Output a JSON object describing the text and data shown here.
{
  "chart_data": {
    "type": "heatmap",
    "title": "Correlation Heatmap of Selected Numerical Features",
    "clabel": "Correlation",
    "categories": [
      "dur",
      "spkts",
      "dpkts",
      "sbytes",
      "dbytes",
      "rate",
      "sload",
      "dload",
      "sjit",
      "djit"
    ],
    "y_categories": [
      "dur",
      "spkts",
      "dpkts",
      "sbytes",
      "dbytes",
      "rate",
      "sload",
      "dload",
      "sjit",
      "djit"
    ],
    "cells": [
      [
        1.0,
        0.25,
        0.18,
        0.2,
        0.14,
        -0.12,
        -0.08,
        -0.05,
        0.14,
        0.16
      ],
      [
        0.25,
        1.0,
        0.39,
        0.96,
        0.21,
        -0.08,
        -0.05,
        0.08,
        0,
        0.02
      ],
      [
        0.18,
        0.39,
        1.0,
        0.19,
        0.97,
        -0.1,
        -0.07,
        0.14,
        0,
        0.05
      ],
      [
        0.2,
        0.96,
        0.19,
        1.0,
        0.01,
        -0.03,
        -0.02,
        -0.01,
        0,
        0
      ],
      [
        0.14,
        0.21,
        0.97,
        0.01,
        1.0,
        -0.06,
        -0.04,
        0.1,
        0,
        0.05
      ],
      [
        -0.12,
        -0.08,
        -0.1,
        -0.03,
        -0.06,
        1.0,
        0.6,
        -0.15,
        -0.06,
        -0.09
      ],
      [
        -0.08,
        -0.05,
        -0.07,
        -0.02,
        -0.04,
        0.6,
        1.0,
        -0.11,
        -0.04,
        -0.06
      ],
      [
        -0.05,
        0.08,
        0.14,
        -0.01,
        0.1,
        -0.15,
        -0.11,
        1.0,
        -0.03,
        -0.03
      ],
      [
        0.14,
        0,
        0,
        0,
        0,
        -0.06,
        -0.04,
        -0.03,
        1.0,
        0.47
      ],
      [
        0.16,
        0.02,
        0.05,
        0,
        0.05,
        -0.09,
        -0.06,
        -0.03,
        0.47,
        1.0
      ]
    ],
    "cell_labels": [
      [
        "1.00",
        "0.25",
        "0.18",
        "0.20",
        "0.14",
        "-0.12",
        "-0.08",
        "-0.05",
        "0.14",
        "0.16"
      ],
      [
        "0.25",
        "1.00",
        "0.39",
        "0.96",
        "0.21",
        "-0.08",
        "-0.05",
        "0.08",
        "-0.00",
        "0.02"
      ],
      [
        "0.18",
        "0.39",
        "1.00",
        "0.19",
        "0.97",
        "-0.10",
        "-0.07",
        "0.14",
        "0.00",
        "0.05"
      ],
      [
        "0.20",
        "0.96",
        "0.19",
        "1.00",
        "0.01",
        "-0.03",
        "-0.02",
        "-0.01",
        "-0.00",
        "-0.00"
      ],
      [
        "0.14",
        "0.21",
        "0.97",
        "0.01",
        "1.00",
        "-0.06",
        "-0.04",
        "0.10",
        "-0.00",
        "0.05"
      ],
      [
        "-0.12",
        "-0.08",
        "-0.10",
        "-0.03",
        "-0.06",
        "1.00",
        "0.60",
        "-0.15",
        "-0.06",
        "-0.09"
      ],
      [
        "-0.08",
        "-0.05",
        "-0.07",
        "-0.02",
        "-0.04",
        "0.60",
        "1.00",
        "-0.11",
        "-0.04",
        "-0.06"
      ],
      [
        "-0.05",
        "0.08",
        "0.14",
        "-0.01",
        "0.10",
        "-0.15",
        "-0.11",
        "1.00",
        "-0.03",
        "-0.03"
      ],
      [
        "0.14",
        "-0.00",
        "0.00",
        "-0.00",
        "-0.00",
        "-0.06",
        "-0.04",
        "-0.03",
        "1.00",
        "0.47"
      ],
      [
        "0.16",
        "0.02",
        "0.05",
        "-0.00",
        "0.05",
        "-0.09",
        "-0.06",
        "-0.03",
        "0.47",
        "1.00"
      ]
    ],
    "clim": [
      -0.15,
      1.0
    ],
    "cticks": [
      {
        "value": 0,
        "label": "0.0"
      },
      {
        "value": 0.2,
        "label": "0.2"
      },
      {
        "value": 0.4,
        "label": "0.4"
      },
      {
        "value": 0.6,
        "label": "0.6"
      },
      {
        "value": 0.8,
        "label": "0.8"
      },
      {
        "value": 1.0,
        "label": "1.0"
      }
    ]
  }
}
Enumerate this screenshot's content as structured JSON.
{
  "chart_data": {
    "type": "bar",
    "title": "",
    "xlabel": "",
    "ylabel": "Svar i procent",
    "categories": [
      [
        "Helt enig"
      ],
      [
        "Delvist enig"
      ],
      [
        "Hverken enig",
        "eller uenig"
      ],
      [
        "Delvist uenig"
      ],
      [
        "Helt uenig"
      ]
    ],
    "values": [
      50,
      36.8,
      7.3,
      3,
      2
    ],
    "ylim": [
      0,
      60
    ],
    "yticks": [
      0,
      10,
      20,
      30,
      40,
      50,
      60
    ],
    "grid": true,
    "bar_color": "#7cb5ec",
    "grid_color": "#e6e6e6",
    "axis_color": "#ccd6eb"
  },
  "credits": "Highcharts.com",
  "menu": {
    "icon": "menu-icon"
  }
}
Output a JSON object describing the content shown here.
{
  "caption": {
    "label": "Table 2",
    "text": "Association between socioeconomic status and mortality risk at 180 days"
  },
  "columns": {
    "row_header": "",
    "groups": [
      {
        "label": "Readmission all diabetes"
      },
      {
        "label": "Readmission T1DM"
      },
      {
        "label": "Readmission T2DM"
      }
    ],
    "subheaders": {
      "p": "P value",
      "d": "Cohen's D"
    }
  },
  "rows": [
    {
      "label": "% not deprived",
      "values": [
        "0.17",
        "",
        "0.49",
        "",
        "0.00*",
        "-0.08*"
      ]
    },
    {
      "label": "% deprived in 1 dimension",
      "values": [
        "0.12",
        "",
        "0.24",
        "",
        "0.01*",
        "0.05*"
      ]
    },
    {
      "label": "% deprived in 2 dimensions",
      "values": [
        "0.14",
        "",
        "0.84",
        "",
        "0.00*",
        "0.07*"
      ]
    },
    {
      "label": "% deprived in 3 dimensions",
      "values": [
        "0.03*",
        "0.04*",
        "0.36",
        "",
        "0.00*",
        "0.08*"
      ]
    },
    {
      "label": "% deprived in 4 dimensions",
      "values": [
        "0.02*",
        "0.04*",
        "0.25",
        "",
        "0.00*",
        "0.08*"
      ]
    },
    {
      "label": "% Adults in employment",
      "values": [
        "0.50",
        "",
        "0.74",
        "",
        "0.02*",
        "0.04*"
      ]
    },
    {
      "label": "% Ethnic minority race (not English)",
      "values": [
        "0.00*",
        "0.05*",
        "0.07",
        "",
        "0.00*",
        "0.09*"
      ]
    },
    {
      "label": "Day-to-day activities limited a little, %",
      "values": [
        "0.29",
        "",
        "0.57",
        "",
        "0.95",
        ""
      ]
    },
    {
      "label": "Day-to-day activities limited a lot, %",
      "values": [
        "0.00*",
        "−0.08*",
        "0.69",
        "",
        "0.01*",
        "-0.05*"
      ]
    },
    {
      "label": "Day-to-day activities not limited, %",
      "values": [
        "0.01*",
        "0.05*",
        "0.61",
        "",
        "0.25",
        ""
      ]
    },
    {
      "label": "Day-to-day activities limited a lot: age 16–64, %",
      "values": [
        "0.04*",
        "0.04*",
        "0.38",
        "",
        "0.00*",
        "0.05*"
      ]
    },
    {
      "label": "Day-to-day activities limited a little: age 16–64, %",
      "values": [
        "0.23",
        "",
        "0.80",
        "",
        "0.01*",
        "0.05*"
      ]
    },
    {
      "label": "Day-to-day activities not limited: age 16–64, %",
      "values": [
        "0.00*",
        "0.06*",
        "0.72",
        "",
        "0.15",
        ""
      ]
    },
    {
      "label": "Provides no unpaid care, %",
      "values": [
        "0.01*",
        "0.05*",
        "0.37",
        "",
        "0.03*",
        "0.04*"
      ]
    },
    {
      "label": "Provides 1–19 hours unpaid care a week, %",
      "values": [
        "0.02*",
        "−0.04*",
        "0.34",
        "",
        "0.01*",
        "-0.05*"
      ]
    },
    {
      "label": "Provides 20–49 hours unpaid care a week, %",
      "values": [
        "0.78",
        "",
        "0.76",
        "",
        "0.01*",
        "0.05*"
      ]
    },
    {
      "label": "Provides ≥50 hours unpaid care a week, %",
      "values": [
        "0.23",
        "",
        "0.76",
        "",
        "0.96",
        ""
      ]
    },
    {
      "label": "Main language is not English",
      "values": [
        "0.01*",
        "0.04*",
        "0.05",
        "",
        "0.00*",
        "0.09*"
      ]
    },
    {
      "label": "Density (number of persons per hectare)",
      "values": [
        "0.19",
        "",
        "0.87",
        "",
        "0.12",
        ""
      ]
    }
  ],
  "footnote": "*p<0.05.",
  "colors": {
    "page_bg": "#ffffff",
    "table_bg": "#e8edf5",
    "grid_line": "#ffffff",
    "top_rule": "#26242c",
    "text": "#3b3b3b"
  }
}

Given exercise: Work out the number of lines above that include the string "little" and write only that number.

Exercise response: 2